Extract the lines that carry the string "women" from the listing.

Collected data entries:
[Begin]
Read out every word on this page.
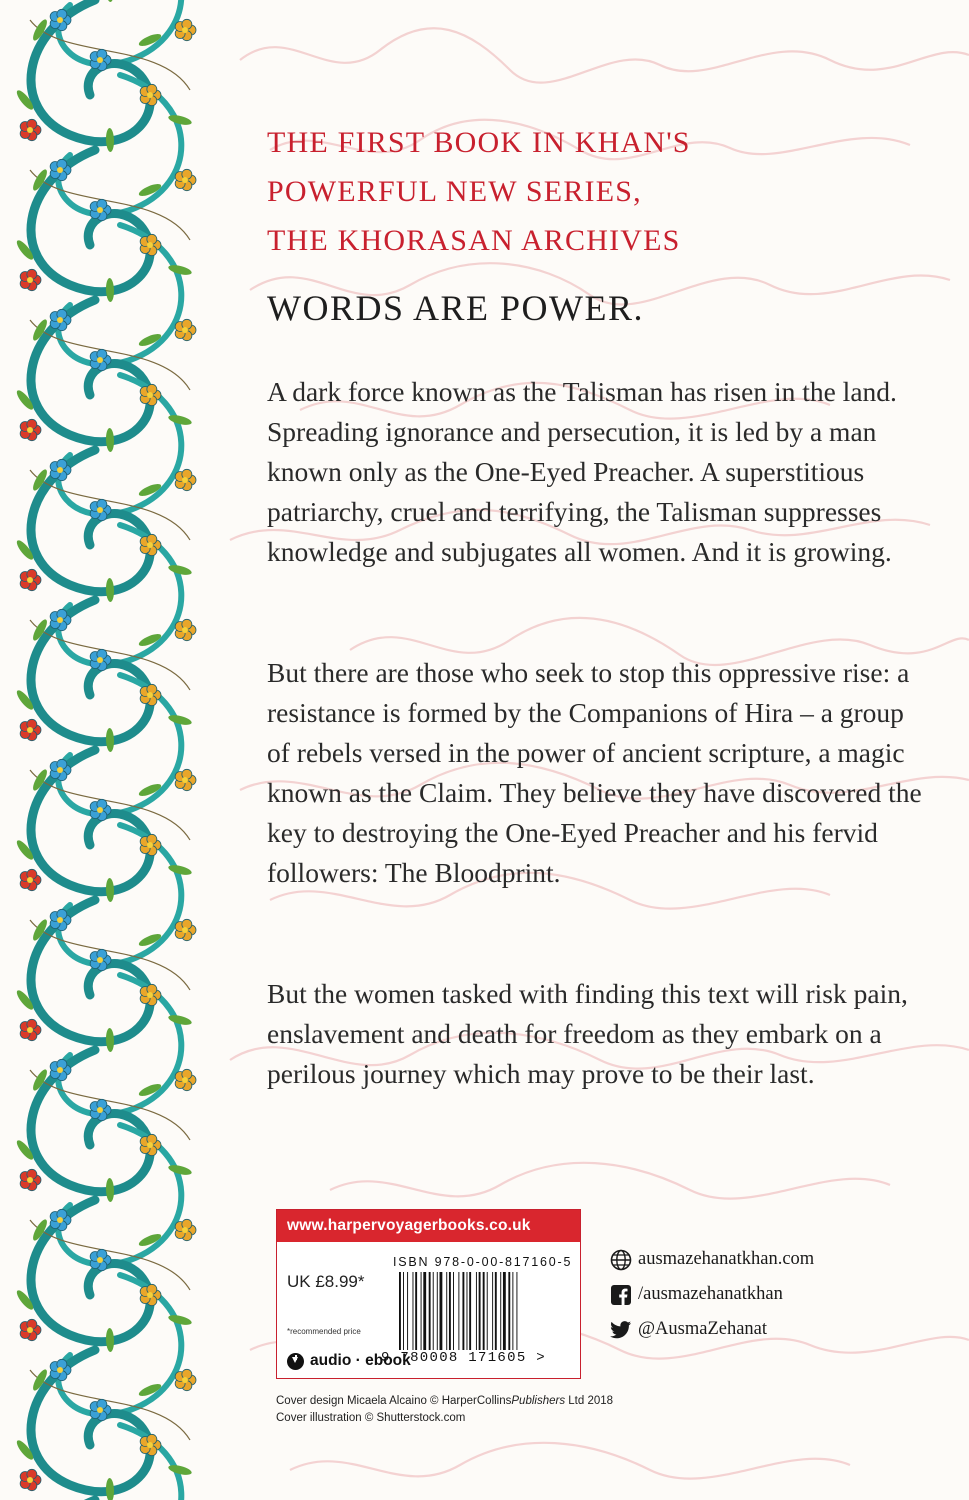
THE FIRST BOOK IN KHAN'S
POWERFUL NEW SERIES,
THE KHORASAN ARCHIVES
WORDS ARE POWER.

A dark force known as the Talisman has risen in the land. Spreading ignorance and persecution, it is led by a man known only as the One-Eyed Preacher. A superstitious patriarchy, cruel and terrifying, the Talisman suppresses knowledge and subjugates all women. And it is growing.

But there are those who seek to stop this oppressive rise: a resistance is formed by the Companions of Hira – a group of rebels versed in the power of ancient scripture, a magic known as the Claim. They believe they have discovered the key to destroying the One-Eyed Preacher and his fervid followers: The Bloodprint.

But the women tasked with finding this text will risk pain, enslavement and death for freedom as they embark on a perilous journey which may prove to be their last.

www.harpervoyagerbooks.co.uk
ISBN 978-0-00-817160-5
UK £8.99*
*recommended price
9 780008 171605 >
audio · ebook
ausmazehanatkhan.com
/ausmazehanatkhan
@AusmaZehanat
Cover design Micaela Alcaino © HarperCollinsPublishers Ltd 2018
Cover illustration © Shutterstock.com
[End]
*Result*:
A dark force known as the Talisman has risen in the land. Spreading ignorance and persecution, it is led by a man known only as the One-Eyed Preacher. A superstitious patriarchy, cruel and terrifying, the Talisman suppresses knowledge and subjugates all women. And it is growing.
But the women tasked with finding this text will risk pain, enslavement and death for freedom as they embark on a perilous journey which may prove to be their last.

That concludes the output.